## [PROMPT A]
Reproduce the rows from the one containing "component-name-select[interactable]: KZ-1 ▼" through the one containing "66, 23, 76]", both included, character for character.

## [PAGE TEXT]
-- start --

-1

I have a program that I am trying to write that will take a very large directory (10,000+files inside) and will create new sub directories to break the very large directory into smaller chunks (of approximately 100 files each).The program that I have currently raises no errors when i call it in terminal, but it does not actually sort the large file... I think the problem is with os.rename() but I dont understand why i also tried shutil.move() and still had the same problem. Sorry I couldent make code appear in color I am new to the site

#!/usr/bin/python
import os
import glob
import sys
from functools import partial
sys.setrecursionlimit(1000) 

def mk_osdict(a):
    #os.chdir(a)
    #grouping files with .mol2 endings only
    os_list =glob.glob("*.mol2")
    #making a dictionary for the list of files in the directory
    os_dict = dict([i,n] for i,n in zip(range(len(os_list)),os_list))

-- end --

## [PROMPT B]
Pick up the forum post about splitting a large directory of .mol2 files into smaller subdirectories and continue it after its last line.

Records from a collection:
-- start --

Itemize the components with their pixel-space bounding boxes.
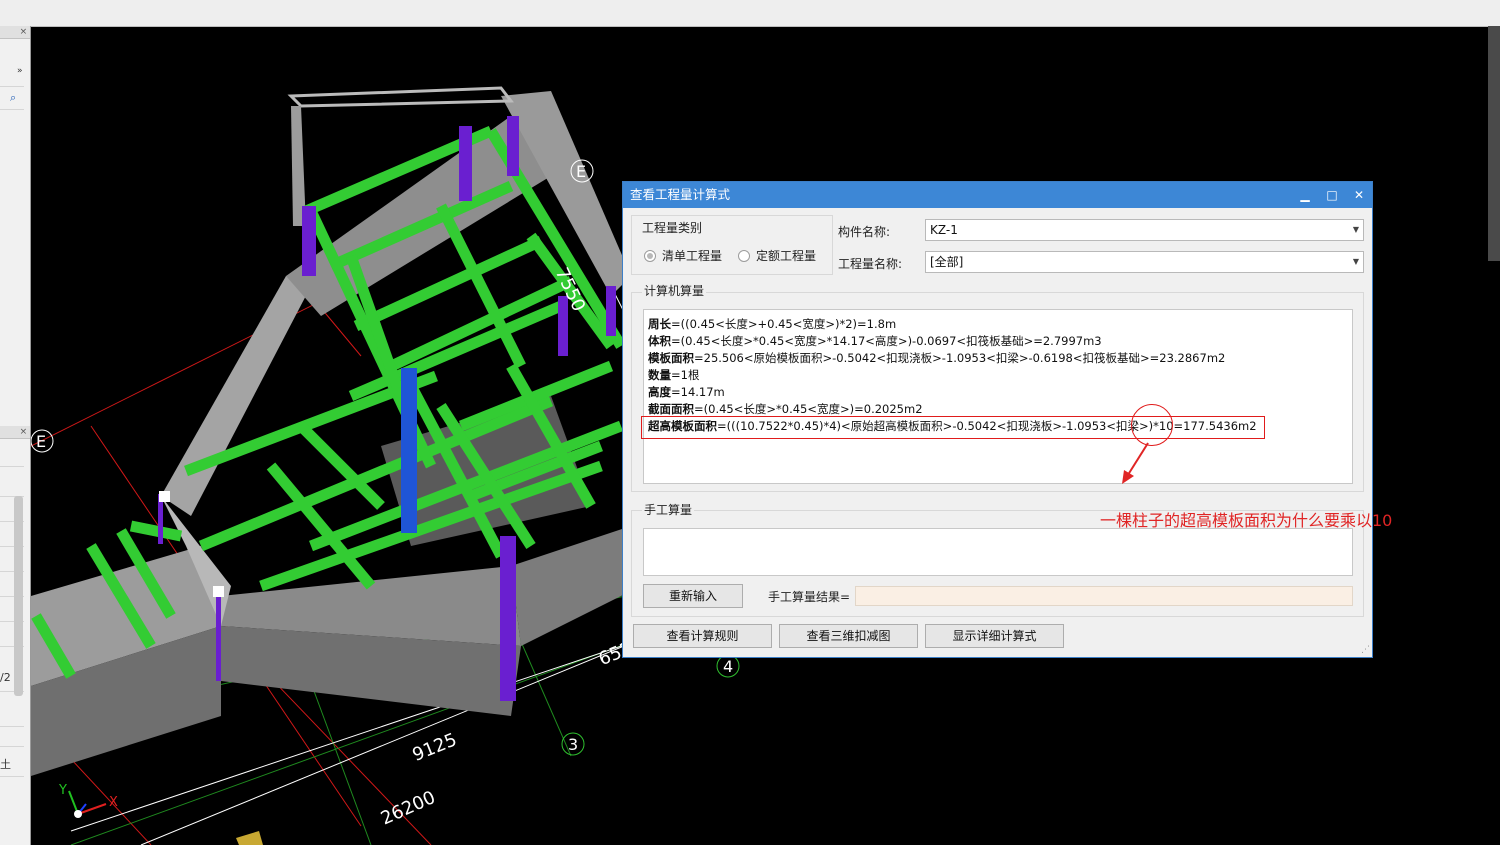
component-name-select[interactable]: KZ-1 ▼ [925, 219, 1364, 241]
dim-label-9125: 9125 [409, 729, 459, 766]
yellow-object [236, 831, 263, 845]
manual-section-label: 手工算量 [642, 501, 695, 518]
axis-marker-3-label: 3 [568, 735, 578, 754]
dialog-title: 查看工程量计算式 [630, 187, 731, 202]
blue-column [401, 368, 417, 533]
radio-quota-qty-label: 定额工程量 [756, 249, 817, 263]
top-toolbar [0, 0, 1500, 27]
component-name-label: 构件名称: [838, 225, 891, 239]
manual-result-label: 手工算量结果= [768, 590, 851, 604]
dialog-titlebar[interactable]: 查看工程量计算式 ▁ □ ✕ [623, 182, 1372, 208]
calc-section-label: 计算机算量 [642, 282, 707, 299]
x-axis-label: X [109, 795, 118, 810]
left-scrollbar[interactable] [14, 496, 23, 696]
reinput-button[interactable]: 重新输入 [643, 584, 743, 608]
panel2-close-icon[interactable]: × [0, 426, 30, 439]
y-axis-label: Y [58, 783, 67, 798]
left-fragment-2: 土 [0, 758, 11, 771]
qty-type-label: 工程量类别 [642, 221, 703, 235]
annotation-text: 一棵柱子的超高模板面积为什么要乘以10 [1100, 511, 1393, 530]
axis-marker-e-left-label: E [36, 432, 46, 451]
formula-line: 体积=(0.45<长度>*0.45<宽度>*14.17<高度>)-0.0697<… [648, 334, 1102, 348]
radio-bill-qty[interactable] [644, 250, 656, 262]
dim-label-26200: 26200 [378, 787, 439, 829]
formula-line: 数量=1根 [648, 368, 700, 382]
radio-quota-qty[interactable] [738, 250, 750, 262]
show-detail-button[interactable]: 显示详细计算式 [925, 624, 1064, 648]
formula-line: 高度=14.17m [648, 385, 725, 399]
left-panel: × » ⌕ × /2 土 [0, 26, 31, 845]
coordinate-triad: X Y [58, 783, 118, 818]
formula-line: 周长=((0.45<长度>+0.45<宽度>)*2)=1.8m [648, 317, 897, 331]
expand-icon[interactable]: » [17, 66, 23, 76]
resize-grip-icon[interactable]: ⋰ [1361, 645, 1370, 655]
qty-name-select[interactable]: [全部] ▼ [925, 251, 1364, 273]
left-fragment-1: /2 [0, 671, 11, 684]
manual-input-box[interactable] [643, 528, 1353, 576]
maximize-icon[interactable]: □ [1320, 182, 1344, 208]
radio-bill-qty-label: 清单工程量 [662, 249, 723, 263]
qty-type-group: 工程量类别 清单工程量 定额工程量 [631, 215, 833, 275]
qty-name-label: 工程量名称: [838, 257, 903, 271]
view-3d-button[interactable]: 查看三维扣减图 [779, 624, 918, 648]
search-icon[interactable]: ⌕ [10, 91, 16, 105]
manual-result-field[interactable] [855, 586, 1353, 606]
chevron-down-icon: ▼ [1352, 225, 1359, 234]
axis-marker-e-top-label: E [576, 162, 586, 181]
formula-line: 模板面积=25.506<原始模板面积>-0.5042<扣现浇板>-1.0953<… [648, 351, 1226, 365]
close-icon[interactable]: ✕ [1347, 182, 1371, 208]
right-toolstrip [1488, 26, 1500, 261]
view-rules-button[interactable]: 查看计算规则 [633, 624, 772, 648]
formula-textbox[interactable]: 周长=((0.45<长度>+0.45<宽度>)*2)=1.8m 体积=(0.45… [643, 309, 1353, 484]
formula-line: 截面面积=(0.45<长度>*0.45<宽度>)=0.2025m2 [648, 402, 923, 416]
axis-marker-4-label: 4 [723, 657, 733, 676]
component-name-value: KZ-1 [930, 223, 958, 237]
qty-name-value: [全部] [930, 255, 964, 269]
annotation-arrow-icon [1122, 442, 1149, 484]
panel-close-icon[interactable]: × [0, 26, 30, 39]
minimize-icon[interactable]: ▁ [1293, 182, 1317, 208]
chevron-down-icon: ▼ [1352, 257, 1359, 266]
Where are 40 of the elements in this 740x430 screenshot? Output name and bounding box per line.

-- end --

## [WRITTEN ANSWER A]
component-name-select[interactable]: KZ-1 ▼ [925, 219, 1364, 241]
dim-label-9125: 9125 [409, 729, 459, 766]
yellow-object [236, 831, 263, 845]
manual-section-label: 手工算量 [642, 501, 695, 518]
axis-marker-3-label: 3 [568, 735, 578, 754]
dialog-title: 查看工程量计算式 [630, 187, 731, 202]
blue-column [401, 368, 417, 533]
radio-quota-qty-label: 定额工程量 [756, 249, 817, 263]
top-toolbar [0, 0, 1500, 27]
component-name-label: 构件名称: [838, 225, 891, 239]
manual-result-label: 手工算量结果= [768, 590, 851, 604]
dialog-titlebar[interactable]: 查看工程量计算式 ▁ □ ✕ [623, 182, 1372, 208]
calc-section-label: 计算机算量 [642, 282, 707, 299]
x-axis-label: X [109, 795, 118, 810]
left-scrollbar[interactable] [14, 496, 23, 696]
reinput-button[interactable]: 重新输入 [643, 584, 743, 608]
panel2-close-icon[interactable]: × [0, 426, 30, 439]
y-axis-label: Y [58, 783, 67, 798]
left-fragment-2: 土 [0, 758, 11, 771]
qty-type-label: 工程量类别 [642, 221, 703, 235]
annotation-text: 一棵柱子的超高模板面积为什么要乘以10 [1100, 511, 1393, 530]
axis-marker-e-left-label: E [36, 432, 46, 451]
formula-line: 体积=(0.45<长度>*0.45<宽度>*14.17<高度>)-0.0697<… [648, 334, 1102, 348]
radio-bill-qty[interactable] [644, 250, 656, 262]
dim-label-26200: 26200 [378, 787, 439, 829]
formula-line: 数量=1根 [648, 368, 700, 382]
radio-quota-qty[interactable] [738, 250, 750, 262]
show-detail-button[interactable]: 显示详细计算式 [925, 624, 1064, 648]
formula-line: 高度=14.17m [648, 385, 725, 399]
left-panel: × » ⌕ × /2 土 [0, 26, 31, 845]
coordinate-triad: X Y [58, 783, 118, 818]
formula-line: 周长=((0.45<长度>+0.45<宽度>)*2)=1.8m [648, 317, 897, 331]
expand-icon[interactable]: » [17, 66, 23, 76]

## [WRITTEN ANSWER B]
    return os_dict

dict_os = mk_osdict("decoys")

#function to sort files into new directories with a specific size. 
def init_path(f):   
    block = (len(f)/100)+1
    #i_lst gives a list of the number of entries
    i_lst = [str(i) for i in range(block)]
    '''paths keys will become new directories, values will be a list
    files to be sorted into the corresponding directory'''
    paths = dict(["decoydir"+n.zfill(5),[]] for n in i_lst)
    for lst in paths.values():
        while len(lst) <= block:
            for value in f.values():
                lst.append(value)
    for x,p in paths:
        if not os.path.exists(x):
            os.mkdir(x)
        else:
            pass   
        for index in p:
            yield os.rename(index,os.path.join(x,index))

b = init_path(dict_os )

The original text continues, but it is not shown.